Given information

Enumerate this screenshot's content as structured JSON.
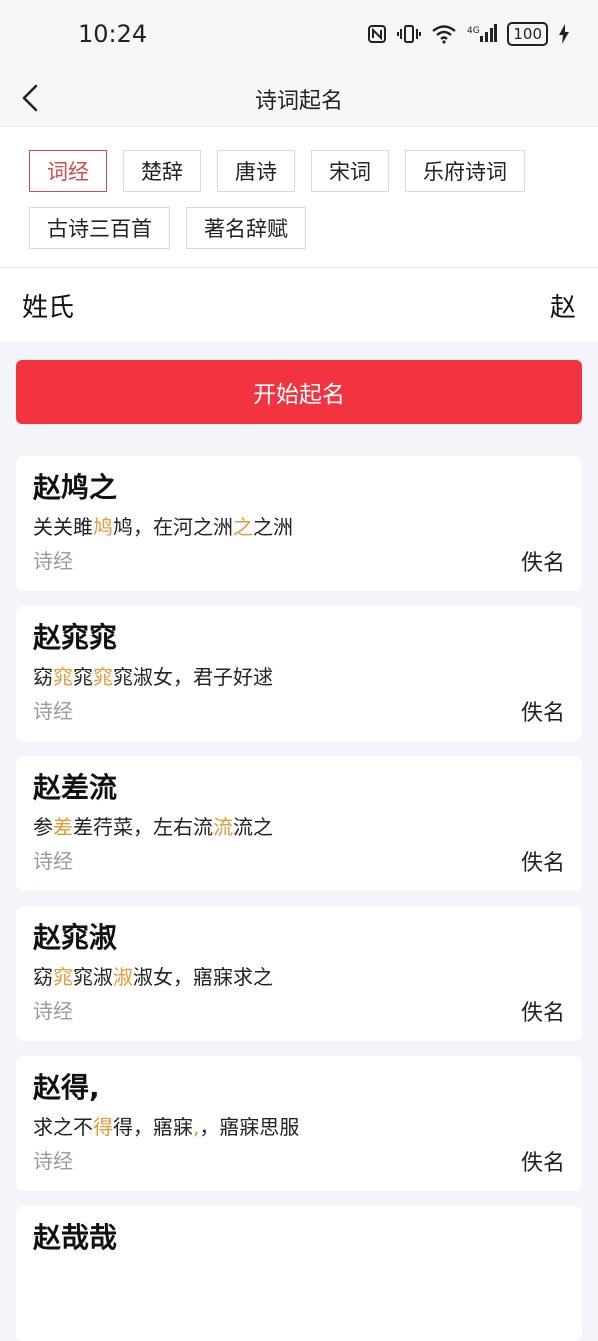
{
  "status": {
    "time": "10:24",
    "battery": "100"
  },
  "nav": {
    "title": "诗词起名"
  },
  "tags": [
    {
      "label": "词经",
      "active": true
    },
    {
      "label": "楚辞",
      "active": false
    },
    {
      "label": "唐诗",
      "active": false
    },
    {
      "label": "宋词",
      "active": false
    },
    {
      "label": "乐府诗词",
      "active": false
    },
    {
      "label": "古诗三百首",
      "active": false
    },
    {
      "label": "著名辞赋",
      "active": false
    }
  ],
  "surname": {
    "label": "姓氏",
    "value": "赵"
  },
  "start_button": "开始起名",
  "results": [
    {
      "name": "赵鸠之",
      "verse": [
        {
          "t": "关关雎",
          "hl": false
        },
        {
          "t": "鸠",
          "hl": true
        },
        {
          "t": "鸠，在河之洲",
          "hl": false
        },
        {
          "t": "之",
          "hl": true
        },
        {
          "t": "之洲",
          "hl": false
        }
      ],
      "source": "诗经",
      "author": "佚名"
    },
    {
      "name": "赵窕窕",
      "verse": [
        {
          "t": "窈",
          "hl": false
        },
        {
          "t": "窕",
          "hl": true
        },
        {
          "t": "窕",
          "hl": false
        },
        {
          "t": "窕",
          "hl": true
        },
        {
          "t": "窕淑女，君子好逑",
          "hl": false
        }
      ],
      "source": "诗经",
      "author": "佚名"
    },
    {
      "name": "赵差流",
      "verse": [
        {
          "t": "参",
          "hl": false
        },
        {
          "t": "差",
          "hl": true
        },
        {
          "t": "差荇菜，左右流",
          "hl": false
        },
        {
          "t": "流",
          "hl": true
        },
        {
          "t": "流之",
          "hl": false
        }
      ],
      "source": "诗经",
      "author": "佚名"
    },
    {
      "name": "赵窕淑",
      "verse": [
        {
          "t": "窈",
          "hl": false
        },
        {
          "t": "窕",
          "hl": true
        },
        {
          "t": "窕淑",
          "hl": false
        },
        {
          "t": "淑",
          "hl": true
        },
        {
          "t": "淑女，寤寐求之",
          "hl": false
        }
      ],
      "source": "诗经",
      "author": "佚名"
    },
    {
      "name": "赵得,",
      "verse": [
        {
          "t": "求之不",
          "hl": false
        },
        {
          "t": "得",
          "hl": true
        },
        {
          "t": "得，寤寐",
          "hl": false
        },
        {
          "t": ",",
          "hl": true
        },
        {
          "t": "，寤寐思服",
          "hl": false
        }
      ],
      "source": "诗经",
      "author": "佚名"
    },
    {
      "name": "赵哉哉",
      "verse": [],
      "source": "",
      "author": ""
    }
  ],
  "colors": {
    "accent_red": "#f1343f",
    "tag_active": "#d44b4b",
    "highlight": "#e39a3b"
  },
  "icons": {
    "back": "chevron-left-icon",
    "nfc": "nfc-icon",
    "vibrate": "vibrate-icon",
    "wifi": "wifi-icon",
    "signal": "signal-4g-icon",
    "battery": "battery-icon",
    "charging": "charging-bolt-icon"
  }
}
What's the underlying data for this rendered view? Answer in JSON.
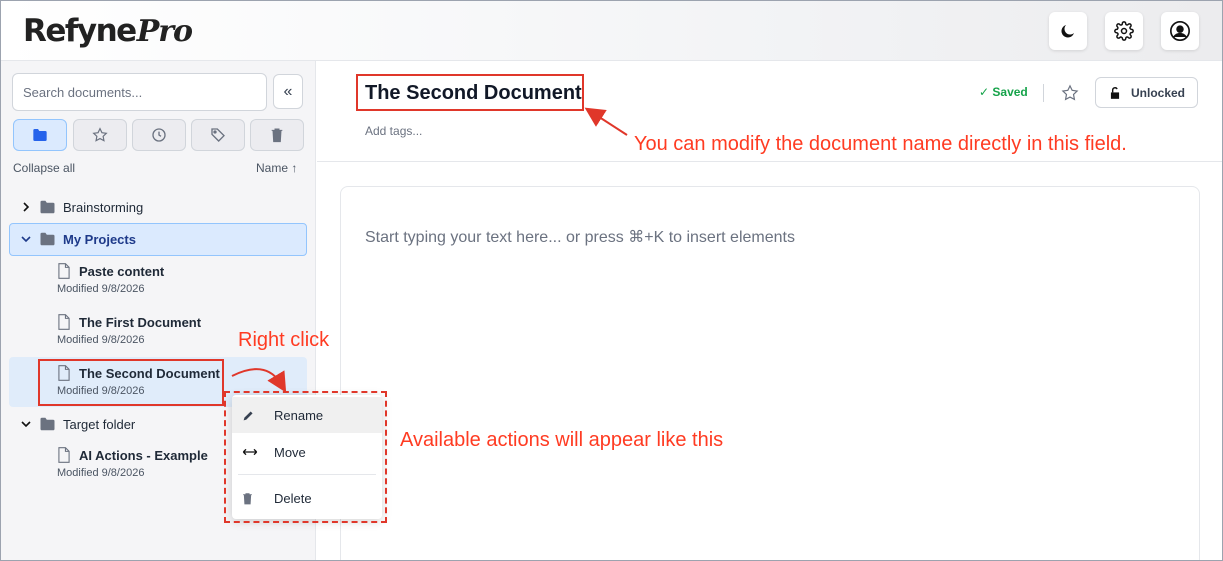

The task
Search the records above for the string "label". Copy every line that contains it.

In response
      "label": "词经",
      "label": "楚辞",
      "label": "唐诗",
      "label": "宋词",
      "label": "乐府诗词",
      "label": "古诗三百首",
      "label": "著名辞赋",
    "label": "姓氏",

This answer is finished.